(Records about charts and figures)

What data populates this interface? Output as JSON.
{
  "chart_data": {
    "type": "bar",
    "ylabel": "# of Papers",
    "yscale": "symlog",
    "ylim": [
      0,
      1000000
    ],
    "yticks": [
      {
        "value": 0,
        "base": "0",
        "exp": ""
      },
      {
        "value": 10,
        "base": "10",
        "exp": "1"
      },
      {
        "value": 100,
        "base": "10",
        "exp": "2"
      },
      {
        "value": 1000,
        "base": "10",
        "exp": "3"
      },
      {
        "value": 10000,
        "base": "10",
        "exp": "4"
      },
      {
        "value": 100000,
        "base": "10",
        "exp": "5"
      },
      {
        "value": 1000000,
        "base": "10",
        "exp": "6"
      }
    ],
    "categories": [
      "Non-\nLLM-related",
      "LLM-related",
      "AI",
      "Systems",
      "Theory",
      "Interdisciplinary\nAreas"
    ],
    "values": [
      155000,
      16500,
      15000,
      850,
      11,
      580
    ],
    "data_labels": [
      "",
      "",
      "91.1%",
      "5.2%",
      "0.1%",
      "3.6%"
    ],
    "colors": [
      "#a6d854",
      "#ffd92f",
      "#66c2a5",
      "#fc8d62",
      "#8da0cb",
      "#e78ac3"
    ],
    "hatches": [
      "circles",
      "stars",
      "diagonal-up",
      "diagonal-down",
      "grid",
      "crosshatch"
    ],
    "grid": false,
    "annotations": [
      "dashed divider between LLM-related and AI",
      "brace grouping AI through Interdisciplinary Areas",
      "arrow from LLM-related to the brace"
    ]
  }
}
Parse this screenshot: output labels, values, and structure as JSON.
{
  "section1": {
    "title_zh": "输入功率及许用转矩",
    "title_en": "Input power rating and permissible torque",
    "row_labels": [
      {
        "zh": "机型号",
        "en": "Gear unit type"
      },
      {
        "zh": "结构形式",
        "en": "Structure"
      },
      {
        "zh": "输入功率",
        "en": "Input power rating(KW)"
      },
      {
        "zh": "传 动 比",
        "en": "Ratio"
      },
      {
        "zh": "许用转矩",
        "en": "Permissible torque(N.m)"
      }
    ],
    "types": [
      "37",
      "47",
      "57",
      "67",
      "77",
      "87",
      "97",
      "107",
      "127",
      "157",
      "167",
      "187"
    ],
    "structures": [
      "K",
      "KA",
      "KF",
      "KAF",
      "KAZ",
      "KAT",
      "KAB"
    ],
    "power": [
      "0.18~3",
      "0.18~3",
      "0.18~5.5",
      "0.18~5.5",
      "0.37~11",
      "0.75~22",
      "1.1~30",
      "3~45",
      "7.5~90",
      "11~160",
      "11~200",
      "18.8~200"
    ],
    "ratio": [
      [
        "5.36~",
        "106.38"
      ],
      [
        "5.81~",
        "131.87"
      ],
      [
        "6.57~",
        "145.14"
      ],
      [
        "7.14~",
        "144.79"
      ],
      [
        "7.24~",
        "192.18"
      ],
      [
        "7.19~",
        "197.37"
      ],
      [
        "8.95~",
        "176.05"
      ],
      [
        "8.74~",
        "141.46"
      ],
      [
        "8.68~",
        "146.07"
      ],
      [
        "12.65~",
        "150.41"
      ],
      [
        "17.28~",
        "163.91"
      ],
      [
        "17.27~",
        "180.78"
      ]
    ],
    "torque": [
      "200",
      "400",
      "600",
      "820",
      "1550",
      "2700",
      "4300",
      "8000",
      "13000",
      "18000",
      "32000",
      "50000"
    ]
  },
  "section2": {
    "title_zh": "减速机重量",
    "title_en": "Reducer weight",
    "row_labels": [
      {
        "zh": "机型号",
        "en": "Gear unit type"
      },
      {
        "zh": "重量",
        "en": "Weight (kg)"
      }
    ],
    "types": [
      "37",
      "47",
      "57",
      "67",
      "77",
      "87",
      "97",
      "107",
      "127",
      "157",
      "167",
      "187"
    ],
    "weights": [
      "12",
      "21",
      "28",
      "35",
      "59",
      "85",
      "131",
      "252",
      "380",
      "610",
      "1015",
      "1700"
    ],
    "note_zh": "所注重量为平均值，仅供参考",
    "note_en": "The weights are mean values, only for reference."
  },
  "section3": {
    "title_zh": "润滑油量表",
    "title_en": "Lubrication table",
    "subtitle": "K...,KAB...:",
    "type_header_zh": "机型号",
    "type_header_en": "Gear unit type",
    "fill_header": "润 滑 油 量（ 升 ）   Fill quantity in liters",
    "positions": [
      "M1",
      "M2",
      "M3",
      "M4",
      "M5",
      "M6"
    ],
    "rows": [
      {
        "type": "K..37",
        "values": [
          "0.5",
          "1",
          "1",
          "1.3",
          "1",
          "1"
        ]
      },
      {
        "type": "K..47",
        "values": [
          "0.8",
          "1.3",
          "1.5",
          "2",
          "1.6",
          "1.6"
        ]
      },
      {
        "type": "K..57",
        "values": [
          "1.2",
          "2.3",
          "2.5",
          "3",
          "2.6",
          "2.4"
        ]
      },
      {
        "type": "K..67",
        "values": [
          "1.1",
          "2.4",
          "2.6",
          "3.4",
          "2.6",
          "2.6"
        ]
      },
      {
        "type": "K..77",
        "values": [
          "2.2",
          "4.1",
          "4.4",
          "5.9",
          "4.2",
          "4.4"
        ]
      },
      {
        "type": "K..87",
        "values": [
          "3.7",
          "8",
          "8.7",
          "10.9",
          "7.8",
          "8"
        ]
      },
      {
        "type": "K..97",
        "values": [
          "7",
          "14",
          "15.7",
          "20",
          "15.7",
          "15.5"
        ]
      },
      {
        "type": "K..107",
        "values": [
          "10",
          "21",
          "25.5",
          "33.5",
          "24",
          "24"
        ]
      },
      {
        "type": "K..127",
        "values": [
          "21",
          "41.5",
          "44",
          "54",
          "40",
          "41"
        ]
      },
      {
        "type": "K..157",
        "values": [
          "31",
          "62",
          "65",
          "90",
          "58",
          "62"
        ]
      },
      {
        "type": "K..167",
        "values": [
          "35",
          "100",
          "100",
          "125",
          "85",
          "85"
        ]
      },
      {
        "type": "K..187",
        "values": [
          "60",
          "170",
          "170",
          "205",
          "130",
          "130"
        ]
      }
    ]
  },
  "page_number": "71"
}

→ **Directions**
Gather from the data above every line with the string "this".

→ **Finished answer**
What data populates this interface? Output as JSON.
Parse this screenshot: output labels, values, and structure as JSON.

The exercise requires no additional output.